# Set exercise:
Among the entries, which lines carry the string "Ready"? Copy each of them.

# Stored records:
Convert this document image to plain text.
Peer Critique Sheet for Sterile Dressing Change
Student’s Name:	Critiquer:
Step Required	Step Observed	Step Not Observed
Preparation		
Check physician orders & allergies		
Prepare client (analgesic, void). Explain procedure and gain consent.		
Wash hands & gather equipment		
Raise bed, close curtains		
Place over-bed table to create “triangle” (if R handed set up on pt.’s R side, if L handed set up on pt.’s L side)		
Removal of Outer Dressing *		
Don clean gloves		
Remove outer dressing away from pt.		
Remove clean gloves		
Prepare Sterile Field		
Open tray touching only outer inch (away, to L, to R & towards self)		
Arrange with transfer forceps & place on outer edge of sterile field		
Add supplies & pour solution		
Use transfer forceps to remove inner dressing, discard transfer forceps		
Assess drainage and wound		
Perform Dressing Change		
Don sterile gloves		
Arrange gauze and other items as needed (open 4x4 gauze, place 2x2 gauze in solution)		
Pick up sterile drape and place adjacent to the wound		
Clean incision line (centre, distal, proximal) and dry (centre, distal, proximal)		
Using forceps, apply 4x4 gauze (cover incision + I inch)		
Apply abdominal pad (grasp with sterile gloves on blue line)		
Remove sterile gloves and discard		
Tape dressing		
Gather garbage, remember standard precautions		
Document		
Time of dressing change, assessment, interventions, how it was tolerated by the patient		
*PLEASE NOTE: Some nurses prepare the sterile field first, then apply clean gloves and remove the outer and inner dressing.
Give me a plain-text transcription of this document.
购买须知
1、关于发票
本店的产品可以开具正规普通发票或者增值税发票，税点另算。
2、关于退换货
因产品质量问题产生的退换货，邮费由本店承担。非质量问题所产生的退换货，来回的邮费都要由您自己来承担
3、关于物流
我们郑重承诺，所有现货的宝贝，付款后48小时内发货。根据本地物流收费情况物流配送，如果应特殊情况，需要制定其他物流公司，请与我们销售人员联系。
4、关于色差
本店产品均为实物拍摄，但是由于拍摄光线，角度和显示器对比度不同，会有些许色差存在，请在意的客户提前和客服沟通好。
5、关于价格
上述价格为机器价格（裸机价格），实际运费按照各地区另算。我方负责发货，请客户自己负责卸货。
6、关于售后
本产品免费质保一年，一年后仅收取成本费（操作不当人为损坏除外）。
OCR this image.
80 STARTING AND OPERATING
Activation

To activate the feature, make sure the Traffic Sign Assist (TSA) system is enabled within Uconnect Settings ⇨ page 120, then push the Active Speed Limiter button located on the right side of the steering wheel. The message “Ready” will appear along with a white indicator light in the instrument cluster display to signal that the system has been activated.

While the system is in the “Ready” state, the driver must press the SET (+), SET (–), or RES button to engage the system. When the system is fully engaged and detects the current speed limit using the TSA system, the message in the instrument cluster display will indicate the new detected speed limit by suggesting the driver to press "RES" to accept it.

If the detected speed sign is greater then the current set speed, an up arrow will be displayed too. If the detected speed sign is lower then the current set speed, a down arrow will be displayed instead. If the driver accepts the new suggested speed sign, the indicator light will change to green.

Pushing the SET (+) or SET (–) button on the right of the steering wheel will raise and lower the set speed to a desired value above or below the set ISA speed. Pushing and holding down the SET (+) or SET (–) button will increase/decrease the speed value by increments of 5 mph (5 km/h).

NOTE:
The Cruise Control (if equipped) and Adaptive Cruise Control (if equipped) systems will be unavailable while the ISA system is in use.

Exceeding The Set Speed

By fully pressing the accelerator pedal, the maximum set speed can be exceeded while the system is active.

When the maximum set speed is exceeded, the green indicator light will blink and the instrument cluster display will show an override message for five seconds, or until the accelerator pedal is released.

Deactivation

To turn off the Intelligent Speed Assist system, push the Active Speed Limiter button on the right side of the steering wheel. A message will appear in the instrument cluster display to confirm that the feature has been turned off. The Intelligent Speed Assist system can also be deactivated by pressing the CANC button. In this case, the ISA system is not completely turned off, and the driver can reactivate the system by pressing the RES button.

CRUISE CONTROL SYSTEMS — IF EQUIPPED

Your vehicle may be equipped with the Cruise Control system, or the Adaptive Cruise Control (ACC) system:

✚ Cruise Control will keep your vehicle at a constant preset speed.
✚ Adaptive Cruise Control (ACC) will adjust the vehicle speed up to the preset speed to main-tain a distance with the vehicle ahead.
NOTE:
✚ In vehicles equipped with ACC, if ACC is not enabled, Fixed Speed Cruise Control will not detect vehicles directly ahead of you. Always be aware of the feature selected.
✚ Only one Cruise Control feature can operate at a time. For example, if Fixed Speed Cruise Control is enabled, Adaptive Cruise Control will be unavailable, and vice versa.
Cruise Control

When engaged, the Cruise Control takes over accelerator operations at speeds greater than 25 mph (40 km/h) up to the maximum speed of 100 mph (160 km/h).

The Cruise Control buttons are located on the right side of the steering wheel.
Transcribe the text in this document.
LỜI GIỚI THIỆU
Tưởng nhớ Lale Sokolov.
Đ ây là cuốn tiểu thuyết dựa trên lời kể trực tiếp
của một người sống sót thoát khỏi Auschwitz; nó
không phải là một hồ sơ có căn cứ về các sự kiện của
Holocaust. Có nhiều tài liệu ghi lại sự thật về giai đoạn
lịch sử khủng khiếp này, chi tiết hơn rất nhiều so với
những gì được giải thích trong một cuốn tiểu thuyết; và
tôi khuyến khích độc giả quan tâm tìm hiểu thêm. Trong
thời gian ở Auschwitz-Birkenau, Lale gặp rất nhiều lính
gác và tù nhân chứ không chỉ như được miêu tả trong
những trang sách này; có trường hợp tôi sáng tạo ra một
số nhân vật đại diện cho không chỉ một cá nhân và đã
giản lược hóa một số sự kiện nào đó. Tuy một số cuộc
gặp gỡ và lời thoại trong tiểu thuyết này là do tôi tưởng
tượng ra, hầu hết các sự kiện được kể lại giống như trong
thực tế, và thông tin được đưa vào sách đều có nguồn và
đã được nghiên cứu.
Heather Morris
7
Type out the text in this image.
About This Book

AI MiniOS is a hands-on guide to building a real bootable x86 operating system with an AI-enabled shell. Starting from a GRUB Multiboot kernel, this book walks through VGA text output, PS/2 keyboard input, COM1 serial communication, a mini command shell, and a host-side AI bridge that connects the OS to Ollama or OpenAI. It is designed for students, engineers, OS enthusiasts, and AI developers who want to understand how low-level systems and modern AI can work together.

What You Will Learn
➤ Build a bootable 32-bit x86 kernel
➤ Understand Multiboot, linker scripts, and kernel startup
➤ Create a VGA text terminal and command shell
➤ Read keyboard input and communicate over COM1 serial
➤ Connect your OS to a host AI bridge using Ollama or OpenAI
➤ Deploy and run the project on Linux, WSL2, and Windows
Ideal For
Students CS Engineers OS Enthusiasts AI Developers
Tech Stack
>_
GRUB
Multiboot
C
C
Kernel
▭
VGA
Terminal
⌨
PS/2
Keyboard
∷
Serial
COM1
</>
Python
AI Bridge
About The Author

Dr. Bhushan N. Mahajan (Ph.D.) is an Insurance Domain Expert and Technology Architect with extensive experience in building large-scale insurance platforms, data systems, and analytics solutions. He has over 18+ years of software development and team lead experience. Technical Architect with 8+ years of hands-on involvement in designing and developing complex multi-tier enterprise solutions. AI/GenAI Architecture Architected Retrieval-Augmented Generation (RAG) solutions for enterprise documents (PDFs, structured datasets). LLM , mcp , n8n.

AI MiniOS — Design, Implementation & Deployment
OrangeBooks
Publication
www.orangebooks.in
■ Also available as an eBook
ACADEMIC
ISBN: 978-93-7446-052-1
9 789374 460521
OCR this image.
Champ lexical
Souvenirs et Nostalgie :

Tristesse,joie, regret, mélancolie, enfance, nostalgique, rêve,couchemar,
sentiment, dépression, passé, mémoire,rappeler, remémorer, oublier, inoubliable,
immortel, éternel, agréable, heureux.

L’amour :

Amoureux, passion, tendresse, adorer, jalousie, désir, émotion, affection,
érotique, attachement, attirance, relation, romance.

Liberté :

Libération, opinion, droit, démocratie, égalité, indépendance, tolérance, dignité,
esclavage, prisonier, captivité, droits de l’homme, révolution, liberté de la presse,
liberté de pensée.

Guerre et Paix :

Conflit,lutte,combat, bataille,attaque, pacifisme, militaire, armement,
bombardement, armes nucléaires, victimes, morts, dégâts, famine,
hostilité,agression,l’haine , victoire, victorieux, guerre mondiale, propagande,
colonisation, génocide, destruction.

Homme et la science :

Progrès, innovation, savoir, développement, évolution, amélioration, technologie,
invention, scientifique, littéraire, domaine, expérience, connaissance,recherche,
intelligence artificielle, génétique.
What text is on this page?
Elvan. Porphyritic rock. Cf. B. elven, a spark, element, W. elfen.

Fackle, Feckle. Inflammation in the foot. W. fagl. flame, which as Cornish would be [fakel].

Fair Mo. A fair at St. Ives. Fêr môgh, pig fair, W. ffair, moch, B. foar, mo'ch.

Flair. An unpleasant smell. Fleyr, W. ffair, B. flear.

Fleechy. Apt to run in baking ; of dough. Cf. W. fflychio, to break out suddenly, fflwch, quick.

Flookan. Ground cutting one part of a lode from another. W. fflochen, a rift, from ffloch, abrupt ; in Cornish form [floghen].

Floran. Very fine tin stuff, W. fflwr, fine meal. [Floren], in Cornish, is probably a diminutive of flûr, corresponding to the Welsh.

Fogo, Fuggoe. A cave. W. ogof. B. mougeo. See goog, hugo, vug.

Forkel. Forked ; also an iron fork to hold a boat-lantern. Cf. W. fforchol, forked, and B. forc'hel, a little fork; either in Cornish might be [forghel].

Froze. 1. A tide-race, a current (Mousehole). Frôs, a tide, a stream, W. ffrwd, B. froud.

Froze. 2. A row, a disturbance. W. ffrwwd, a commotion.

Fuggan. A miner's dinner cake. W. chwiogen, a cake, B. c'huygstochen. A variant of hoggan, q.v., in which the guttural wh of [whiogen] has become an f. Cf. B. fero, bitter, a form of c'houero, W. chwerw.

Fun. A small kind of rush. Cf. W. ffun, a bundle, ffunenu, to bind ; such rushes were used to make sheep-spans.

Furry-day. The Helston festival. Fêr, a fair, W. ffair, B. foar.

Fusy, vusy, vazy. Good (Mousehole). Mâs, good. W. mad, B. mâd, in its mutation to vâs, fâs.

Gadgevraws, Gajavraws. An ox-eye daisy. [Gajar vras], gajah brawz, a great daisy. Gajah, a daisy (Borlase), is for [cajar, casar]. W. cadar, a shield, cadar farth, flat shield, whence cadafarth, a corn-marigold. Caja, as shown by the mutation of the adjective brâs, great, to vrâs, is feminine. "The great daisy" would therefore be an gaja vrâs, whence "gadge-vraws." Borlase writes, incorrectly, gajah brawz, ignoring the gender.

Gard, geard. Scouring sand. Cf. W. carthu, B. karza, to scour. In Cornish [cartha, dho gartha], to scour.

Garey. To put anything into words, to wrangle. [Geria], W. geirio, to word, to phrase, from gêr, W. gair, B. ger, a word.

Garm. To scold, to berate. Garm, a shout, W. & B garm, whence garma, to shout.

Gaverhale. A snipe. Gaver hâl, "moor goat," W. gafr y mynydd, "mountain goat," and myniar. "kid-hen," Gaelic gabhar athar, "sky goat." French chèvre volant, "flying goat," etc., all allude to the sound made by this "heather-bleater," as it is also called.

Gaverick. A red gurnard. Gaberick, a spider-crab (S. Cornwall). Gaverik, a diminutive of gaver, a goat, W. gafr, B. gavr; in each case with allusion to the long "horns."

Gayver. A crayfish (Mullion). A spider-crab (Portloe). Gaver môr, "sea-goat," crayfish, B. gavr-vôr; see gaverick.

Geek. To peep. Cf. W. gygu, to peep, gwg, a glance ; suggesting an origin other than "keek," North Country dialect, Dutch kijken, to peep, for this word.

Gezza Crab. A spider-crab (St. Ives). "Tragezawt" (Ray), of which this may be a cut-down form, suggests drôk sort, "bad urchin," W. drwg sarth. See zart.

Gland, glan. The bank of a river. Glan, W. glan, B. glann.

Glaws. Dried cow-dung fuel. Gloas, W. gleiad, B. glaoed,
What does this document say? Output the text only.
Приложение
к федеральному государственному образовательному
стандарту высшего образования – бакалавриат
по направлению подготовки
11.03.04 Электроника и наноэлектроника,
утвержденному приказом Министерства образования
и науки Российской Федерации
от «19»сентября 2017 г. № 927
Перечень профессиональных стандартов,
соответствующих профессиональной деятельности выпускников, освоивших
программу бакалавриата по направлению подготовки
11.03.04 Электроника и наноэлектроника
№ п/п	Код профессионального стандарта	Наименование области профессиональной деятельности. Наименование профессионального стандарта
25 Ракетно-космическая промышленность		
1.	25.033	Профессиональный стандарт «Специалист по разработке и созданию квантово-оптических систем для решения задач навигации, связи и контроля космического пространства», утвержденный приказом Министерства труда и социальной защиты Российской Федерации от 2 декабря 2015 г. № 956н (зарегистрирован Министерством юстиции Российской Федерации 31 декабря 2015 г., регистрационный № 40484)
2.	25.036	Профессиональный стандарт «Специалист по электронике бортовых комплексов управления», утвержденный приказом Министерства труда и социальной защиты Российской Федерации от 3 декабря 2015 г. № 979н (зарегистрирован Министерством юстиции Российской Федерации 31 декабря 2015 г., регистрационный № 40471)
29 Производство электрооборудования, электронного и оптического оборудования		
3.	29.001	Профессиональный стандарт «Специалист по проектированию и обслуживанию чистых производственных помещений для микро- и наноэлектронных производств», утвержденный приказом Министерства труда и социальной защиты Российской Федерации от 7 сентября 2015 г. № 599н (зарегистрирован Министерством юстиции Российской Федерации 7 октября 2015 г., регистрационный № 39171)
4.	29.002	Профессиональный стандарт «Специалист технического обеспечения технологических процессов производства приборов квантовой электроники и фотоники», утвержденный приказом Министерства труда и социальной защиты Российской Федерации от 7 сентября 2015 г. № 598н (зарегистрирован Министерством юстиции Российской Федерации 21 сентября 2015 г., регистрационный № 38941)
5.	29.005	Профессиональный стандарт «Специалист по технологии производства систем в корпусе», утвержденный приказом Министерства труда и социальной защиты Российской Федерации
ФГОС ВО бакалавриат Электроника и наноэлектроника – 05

# Answer to this problem:
To activate the feature, make sure the Traffic Sign Assist (TSA) system is enabled within Uconnect Settings ⇨ page 120, then push the Active Speed Limiter button located on the right side of the steering wheel. The message “Ready” will appear along with a white indicator light in the instrument cluster display to signal that the system has been activated.
While the system is in the “Ready” state, the driver must press the SET (+), SET (–), or RES button to engage the system. When the system is fully engaged and detects the current speed limit using the TSA system, the message in the instrument cluster display will indicate the new detected speed limit by suggesting the driver to press "RES" to accept it.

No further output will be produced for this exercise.